_AIM_
Reproduce unchanged the part of the listing that opens with the line containing "y-tick-label: 1 xyxy=(107,944,123,975)" and closes with the line containing "x-tick-label: -1 xyxy=(686,1209,711,1240)", both ends included.

_PROVIDED RECORDS_
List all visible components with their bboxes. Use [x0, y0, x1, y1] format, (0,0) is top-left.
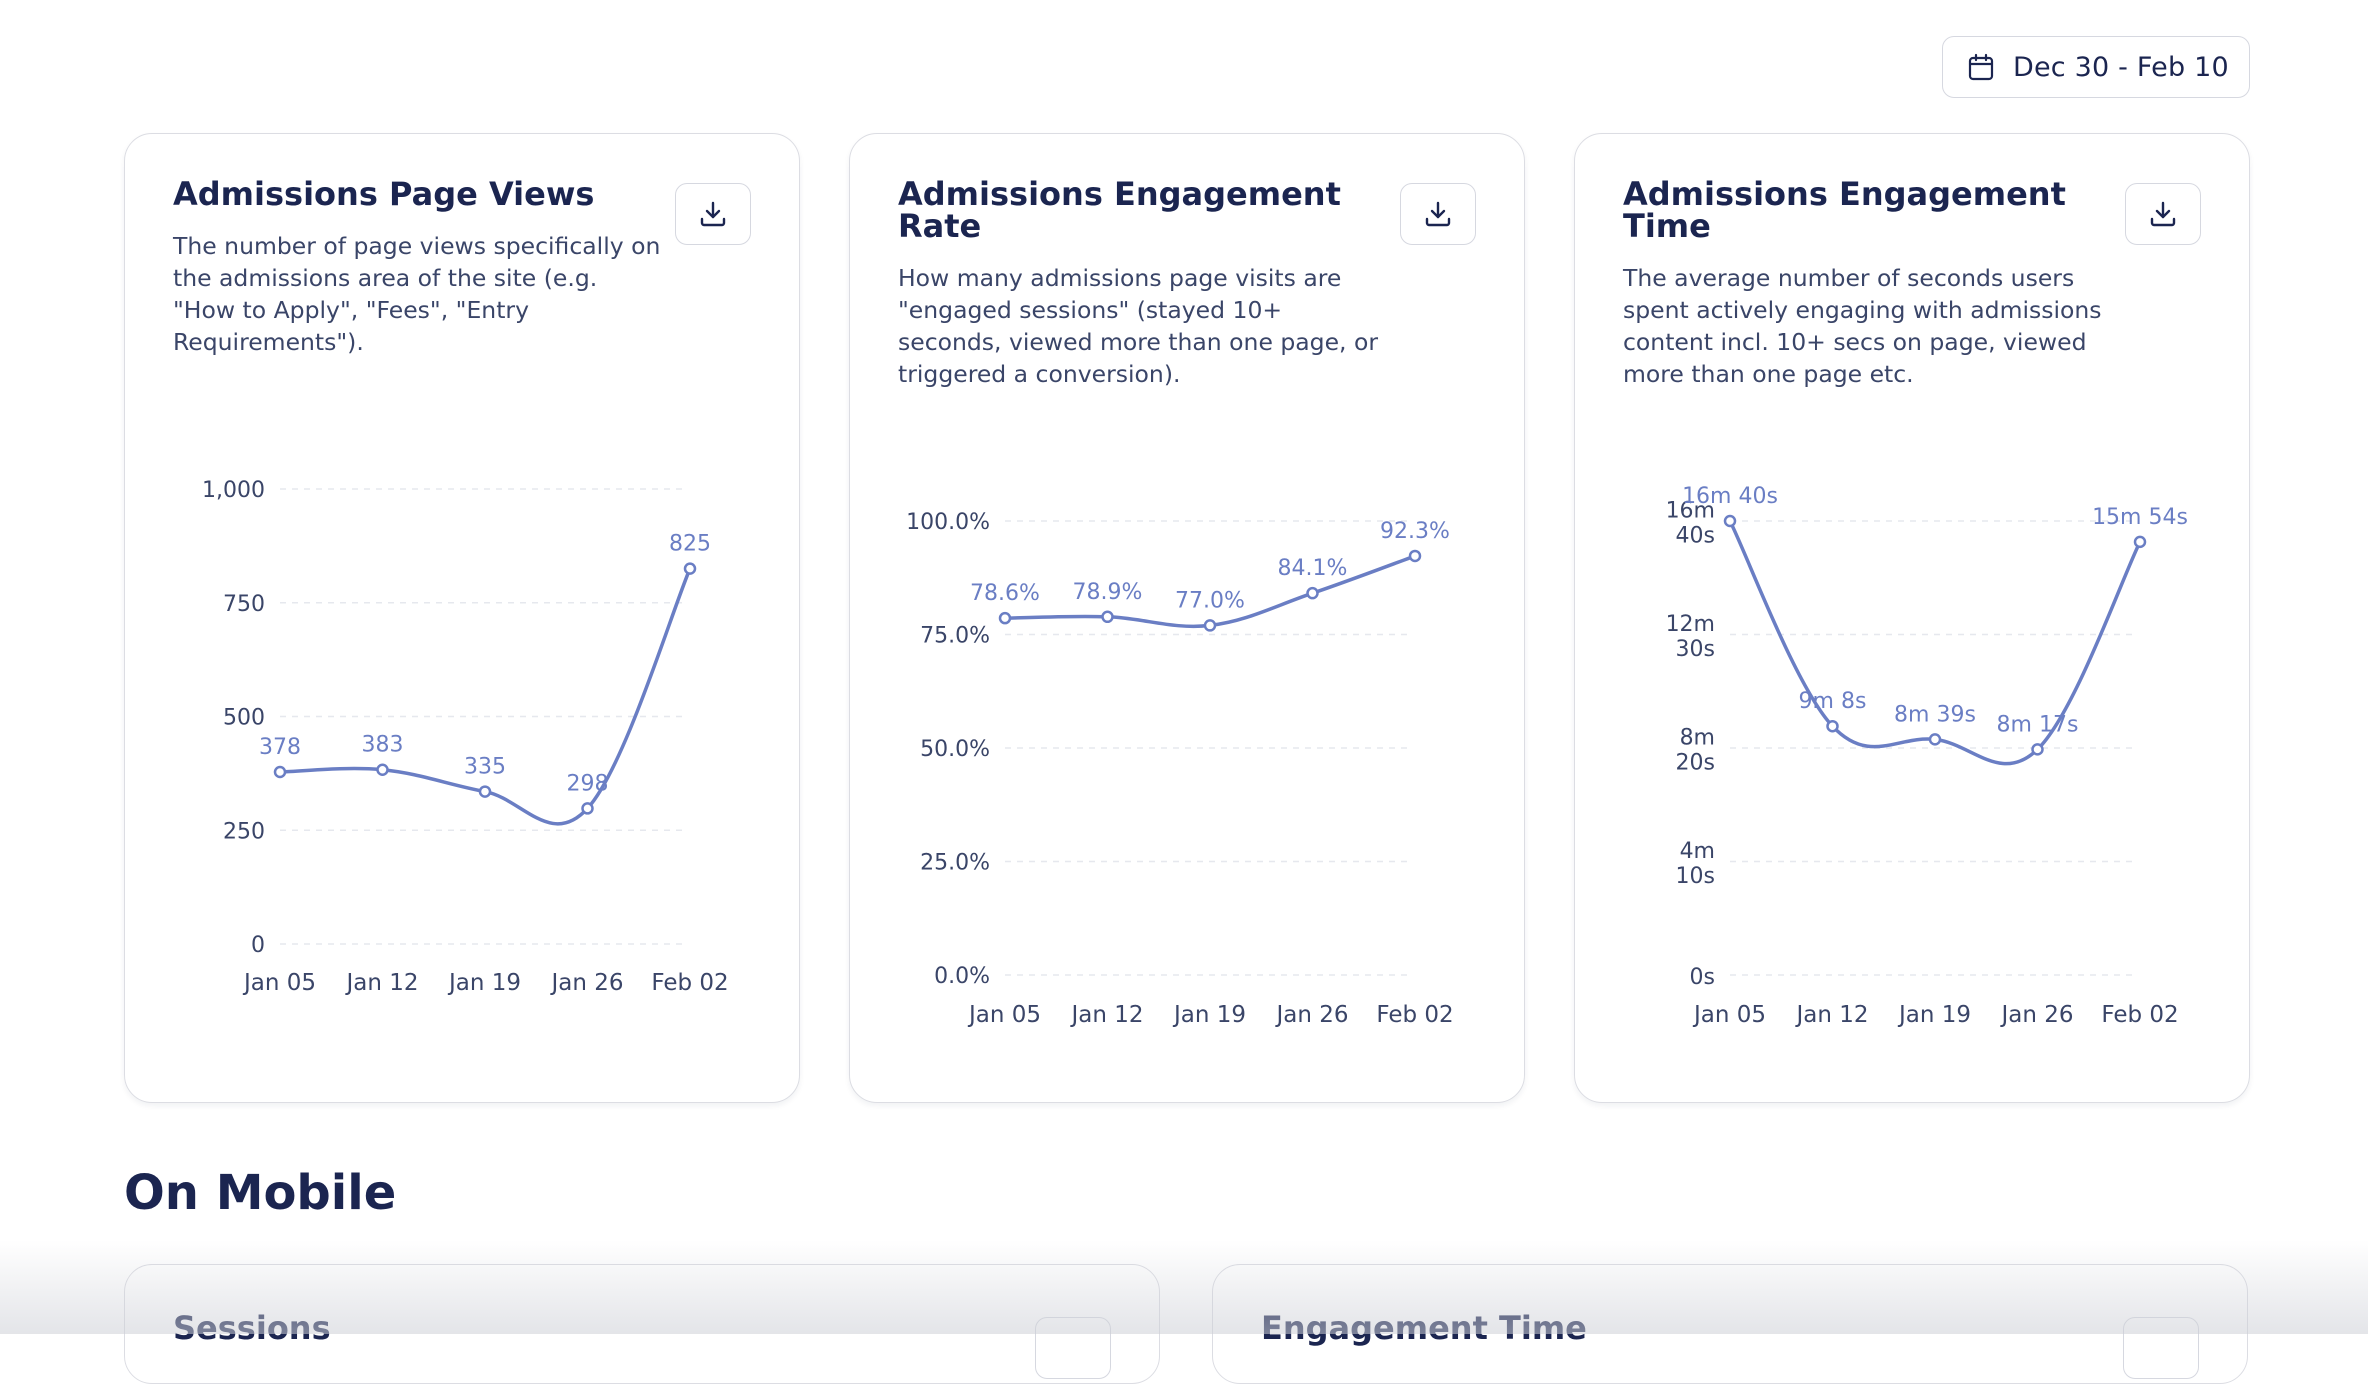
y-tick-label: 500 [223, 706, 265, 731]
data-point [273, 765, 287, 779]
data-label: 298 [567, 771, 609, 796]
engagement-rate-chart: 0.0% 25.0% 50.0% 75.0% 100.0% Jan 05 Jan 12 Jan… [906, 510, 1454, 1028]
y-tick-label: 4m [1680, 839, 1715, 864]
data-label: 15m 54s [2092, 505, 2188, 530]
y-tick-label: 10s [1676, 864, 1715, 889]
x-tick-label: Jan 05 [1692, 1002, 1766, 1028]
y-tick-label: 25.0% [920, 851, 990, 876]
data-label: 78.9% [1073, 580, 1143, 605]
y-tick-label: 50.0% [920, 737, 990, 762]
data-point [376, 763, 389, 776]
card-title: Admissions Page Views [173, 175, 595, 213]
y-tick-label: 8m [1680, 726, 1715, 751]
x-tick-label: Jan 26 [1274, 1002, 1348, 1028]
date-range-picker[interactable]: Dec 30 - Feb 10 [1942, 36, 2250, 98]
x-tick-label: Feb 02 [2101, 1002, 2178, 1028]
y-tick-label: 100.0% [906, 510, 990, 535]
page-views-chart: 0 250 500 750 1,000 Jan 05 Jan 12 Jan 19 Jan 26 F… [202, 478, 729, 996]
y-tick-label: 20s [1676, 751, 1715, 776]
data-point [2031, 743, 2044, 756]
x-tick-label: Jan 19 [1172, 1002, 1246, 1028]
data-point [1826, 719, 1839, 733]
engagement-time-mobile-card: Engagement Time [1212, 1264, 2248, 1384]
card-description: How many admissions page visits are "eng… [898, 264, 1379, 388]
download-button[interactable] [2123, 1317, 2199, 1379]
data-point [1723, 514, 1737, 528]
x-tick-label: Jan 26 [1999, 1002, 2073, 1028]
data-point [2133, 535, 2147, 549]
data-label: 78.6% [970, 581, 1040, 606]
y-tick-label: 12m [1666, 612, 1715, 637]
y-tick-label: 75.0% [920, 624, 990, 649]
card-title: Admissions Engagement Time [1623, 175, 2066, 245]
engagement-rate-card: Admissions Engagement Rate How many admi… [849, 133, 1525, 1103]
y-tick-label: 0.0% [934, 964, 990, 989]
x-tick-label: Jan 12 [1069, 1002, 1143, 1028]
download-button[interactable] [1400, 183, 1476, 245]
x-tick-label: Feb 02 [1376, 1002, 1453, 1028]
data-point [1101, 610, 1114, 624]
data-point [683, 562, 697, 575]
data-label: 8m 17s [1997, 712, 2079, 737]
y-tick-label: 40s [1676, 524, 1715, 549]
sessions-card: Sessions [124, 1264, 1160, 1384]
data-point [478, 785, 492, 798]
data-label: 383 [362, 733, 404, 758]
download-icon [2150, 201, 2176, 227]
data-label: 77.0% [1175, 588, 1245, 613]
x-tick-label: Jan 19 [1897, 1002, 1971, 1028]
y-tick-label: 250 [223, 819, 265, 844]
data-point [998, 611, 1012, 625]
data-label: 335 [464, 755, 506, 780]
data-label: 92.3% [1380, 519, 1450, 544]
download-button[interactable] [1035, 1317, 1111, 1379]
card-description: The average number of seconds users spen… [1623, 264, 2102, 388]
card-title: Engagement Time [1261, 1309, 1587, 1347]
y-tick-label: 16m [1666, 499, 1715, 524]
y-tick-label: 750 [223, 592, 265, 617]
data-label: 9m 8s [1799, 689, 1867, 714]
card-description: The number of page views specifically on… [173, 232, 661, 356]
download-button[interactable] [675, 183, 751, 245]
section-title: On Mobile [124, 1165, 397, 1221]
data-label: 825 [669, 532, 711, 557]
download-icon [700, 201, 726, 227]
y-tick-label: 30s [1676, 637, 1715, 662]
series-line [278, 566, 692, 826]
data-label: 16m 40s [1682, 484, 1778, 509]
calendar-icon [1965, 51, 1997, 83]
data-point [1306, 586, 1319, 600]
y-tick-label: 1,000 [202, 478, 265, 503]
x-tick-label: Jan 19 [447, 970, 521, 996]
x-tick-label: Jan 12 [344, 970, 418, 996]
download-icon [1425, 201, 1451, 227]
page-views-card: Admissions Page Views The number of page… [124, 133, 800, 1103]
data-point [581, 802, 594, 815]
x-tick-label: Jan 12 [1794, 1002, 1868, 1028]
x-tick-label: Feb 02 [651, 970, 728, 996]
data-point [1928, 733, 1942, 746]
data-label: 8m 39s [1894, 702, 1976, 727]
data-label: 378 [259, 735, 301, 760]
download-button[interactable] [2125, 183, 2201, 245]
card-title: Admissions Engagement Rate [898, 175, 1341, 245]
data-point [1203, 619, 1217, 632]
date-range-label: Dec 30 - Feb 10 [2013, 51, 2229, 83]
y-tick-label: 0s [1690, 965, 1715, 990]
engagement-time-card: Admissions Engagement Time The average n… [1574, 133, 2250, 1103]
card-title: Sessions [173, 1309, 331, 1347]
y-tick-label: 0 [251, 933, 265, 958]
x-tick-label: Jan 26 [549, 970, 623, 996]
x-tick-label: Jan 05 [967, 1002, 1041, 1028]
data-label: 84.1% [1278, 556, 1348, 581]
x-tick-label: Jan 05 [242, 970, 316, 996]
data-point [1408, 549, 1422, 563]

---

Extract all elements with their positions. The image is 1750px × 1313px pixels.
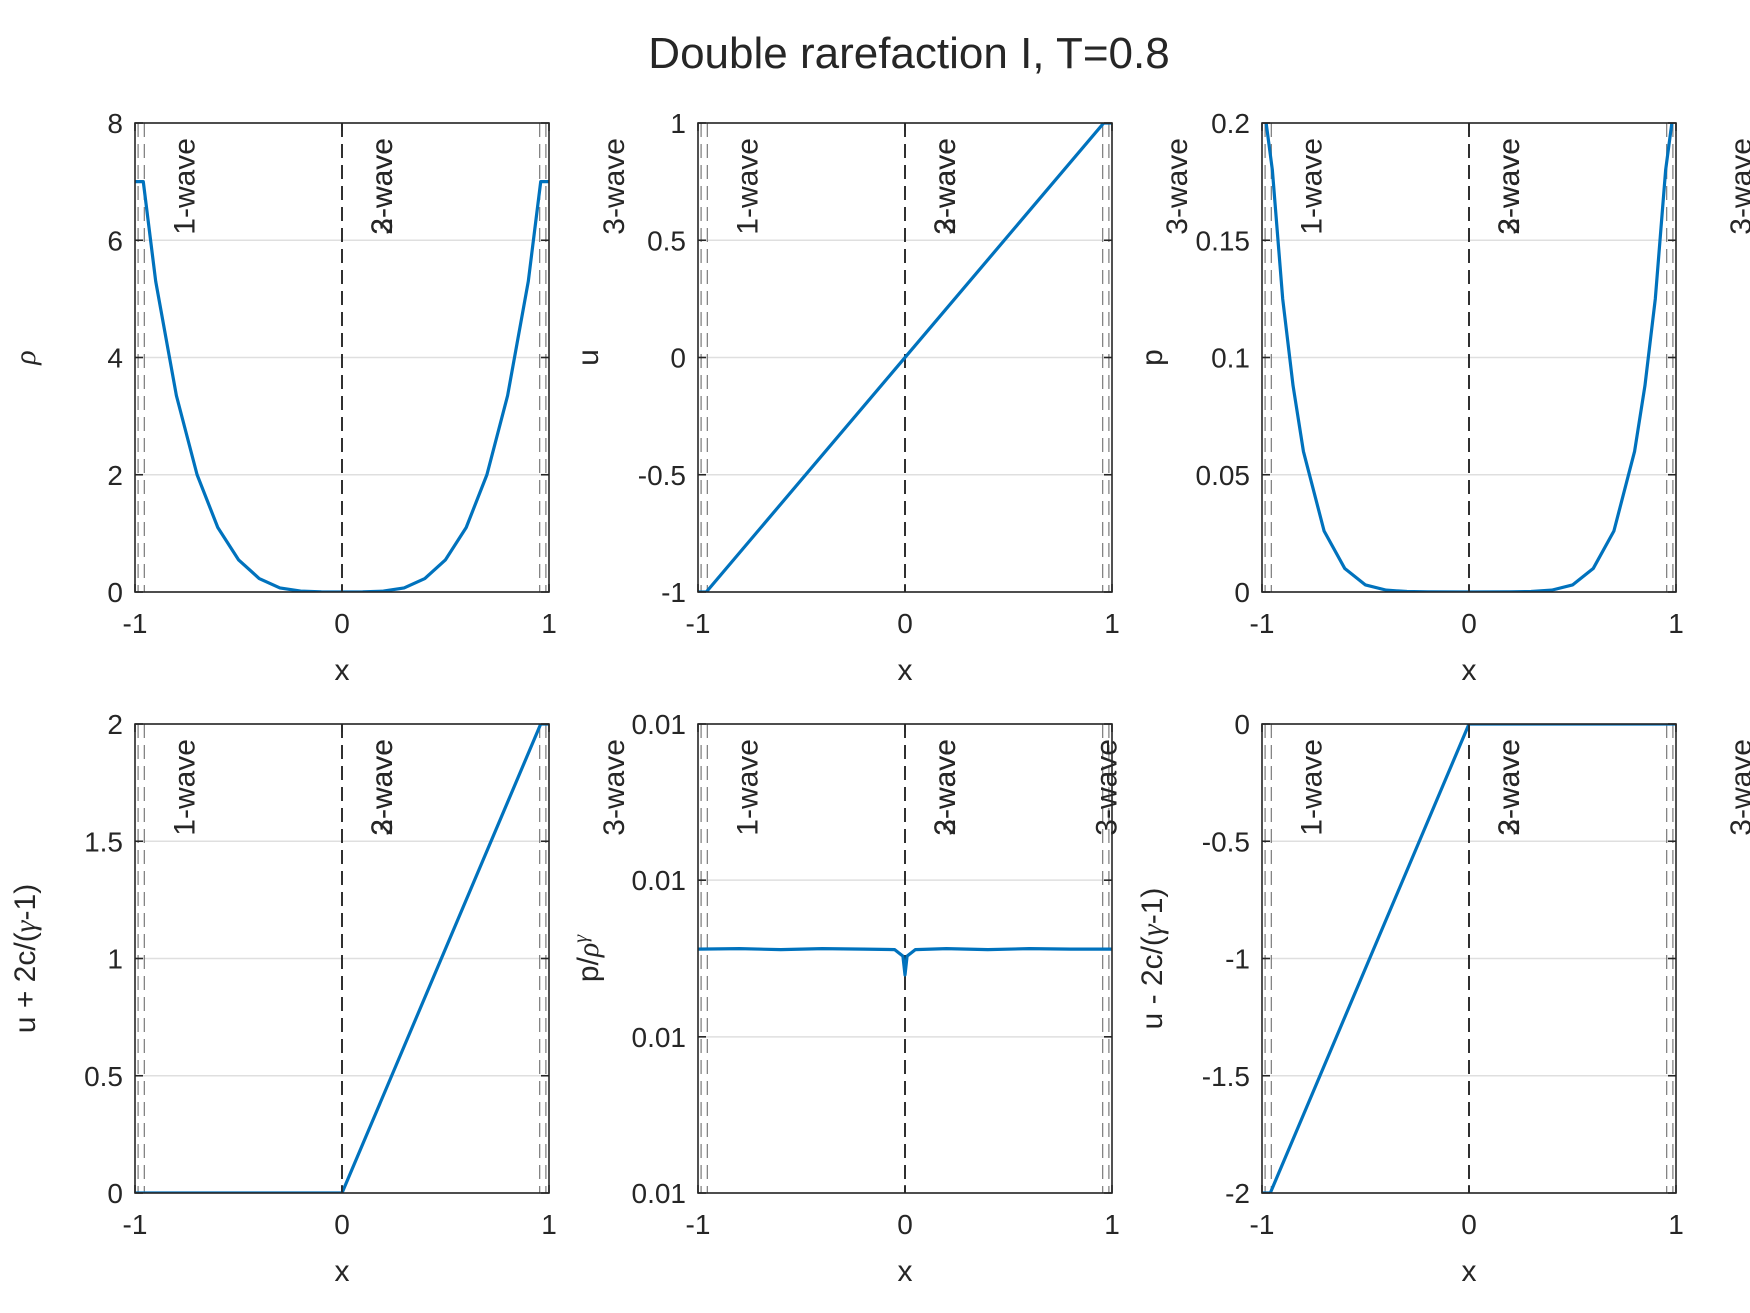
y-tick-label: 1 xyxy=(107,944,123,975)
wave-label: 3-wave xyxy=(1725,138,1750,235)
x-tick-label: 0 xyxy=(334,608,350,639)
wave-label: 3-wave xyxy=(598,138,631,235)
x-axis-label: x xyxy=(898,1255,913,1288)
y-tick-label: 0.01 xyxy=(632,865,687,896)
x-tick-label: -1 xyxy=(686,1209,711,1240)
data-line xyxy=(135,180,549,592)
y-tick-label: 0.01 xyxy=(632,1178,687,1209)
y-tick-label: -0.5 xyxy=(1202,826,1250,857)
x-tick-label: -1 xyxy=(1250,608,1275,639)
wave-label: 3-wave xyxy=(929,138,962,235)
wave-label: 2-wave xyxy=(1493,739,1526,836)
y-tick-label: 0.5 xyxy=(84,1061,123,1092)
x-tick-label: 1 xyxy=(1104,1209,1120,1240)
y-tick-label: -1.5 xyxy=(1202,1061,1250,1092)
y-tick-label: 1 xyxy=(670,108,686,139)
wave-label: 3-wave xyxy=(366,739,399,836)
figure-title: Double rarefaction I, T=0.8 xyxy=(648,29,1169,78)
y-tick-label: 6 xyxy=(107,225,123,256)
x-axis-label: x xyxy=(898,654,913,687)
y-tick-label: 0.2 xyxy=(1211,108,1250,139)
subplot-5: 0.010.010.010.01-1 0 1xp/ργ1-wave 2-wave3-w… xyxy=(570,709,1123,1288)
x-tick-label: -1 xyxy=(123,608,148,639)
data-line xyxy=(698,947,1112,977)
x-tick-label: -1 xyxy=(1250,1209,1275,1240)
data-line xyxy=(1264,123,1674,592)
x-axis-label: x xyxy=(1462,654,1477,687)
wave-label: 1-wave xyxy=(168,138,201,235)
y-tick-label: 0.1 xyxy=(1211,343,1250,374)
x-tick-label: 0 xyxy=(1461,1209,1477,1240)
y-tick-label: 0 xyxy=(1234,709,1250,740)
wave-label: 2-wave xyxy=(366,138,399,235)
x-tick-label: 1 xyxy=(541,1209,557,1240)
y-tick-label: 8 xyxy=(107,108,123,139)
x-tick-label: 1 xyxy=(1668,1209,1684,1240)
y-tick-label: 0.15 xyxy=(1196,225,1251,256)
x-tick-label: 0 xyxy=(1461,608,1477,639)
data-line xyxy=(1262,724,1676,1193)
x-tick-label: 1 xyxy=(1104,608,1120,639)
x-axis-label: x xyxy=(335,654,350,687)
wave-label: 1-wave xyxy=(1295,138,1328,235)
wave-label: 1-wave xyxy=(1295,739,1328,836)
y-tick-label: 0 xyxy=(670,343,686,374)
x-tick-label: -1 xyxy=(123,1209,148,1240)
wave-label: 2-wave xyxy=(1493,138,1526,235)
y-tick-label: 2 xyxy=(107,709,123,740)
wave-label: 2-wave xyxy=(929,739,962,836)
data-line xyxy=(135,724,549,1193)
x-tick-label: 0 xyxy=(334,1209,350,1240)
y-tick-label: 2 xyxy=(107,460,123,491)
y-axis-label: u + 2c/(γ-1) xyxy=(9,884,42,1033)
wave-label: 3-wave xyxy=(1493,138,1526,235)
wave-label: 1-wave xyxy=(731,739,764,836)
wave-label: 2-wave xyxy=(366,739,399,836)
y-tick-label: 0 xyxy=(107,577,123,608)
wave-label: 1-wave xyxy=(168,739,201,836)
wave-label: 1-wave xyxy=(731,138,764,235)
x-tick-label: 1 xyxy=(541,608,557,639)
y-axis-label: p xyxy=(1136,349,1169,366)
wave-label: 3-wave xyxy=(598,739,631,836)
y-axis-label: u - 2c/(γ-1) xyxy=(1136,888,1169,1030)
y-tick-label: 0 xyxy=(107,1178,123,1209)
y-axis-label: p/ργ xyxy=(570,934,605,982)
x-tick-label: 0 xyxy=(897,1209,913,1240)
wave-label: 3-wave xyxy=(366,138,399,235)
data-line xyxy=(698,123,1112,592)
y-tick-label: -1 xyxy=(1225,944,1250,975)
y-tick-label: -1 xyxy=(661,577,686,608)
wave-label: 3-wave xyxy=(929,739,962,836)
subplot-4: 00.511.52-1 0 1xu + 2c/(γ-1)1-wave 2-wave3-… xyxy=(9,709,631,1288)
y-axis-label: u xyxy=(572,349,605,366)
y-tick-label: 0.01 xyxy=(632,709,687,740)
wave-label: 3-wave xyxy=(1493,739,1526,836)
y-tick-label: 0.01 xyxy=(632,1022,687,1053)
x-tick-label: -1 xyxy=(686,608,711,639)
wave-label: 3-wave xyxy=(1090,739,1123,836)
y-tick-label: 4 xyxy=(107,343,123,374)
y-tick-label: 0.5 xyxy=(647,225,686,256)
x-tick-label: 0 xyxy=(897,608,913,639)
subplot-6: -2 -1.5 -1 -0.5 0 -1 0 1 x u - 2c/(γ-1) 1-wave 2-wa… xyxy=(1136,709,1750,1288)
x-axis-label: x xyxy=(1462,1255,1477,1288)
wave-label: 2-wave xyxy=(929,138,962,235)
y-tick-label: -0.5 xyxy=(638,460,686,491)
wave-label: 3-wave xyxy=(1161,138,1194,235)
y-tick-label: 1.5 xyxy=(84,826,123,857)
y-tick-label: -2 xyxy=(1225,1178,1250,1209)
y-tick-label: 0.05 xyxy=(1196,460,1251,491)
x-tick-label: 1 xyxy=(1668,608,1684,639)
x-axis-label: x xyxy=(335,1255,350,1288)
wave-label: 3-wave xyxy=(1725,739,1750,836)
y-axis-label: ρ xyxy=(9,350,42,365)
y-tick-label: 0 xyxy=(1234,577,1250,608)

_REPLY TO THE TASK_
y-tick-label: 1 xyxy=(107,944,123,975)
wave-label: 3-wave xyxy=(1725,138,1750,235)
x-tick-label: 0 xyxy=(334,608,350,639)
wave-label: 3-wave xyxy=(598,138,631,235)
x-axis-label: x xyxy=(898,1255,913,1288)
y-tick-label: 0.01 xyxy=(632,865,687,896)
x-tick-label: -1 xyxy=(686,1209,711,1240)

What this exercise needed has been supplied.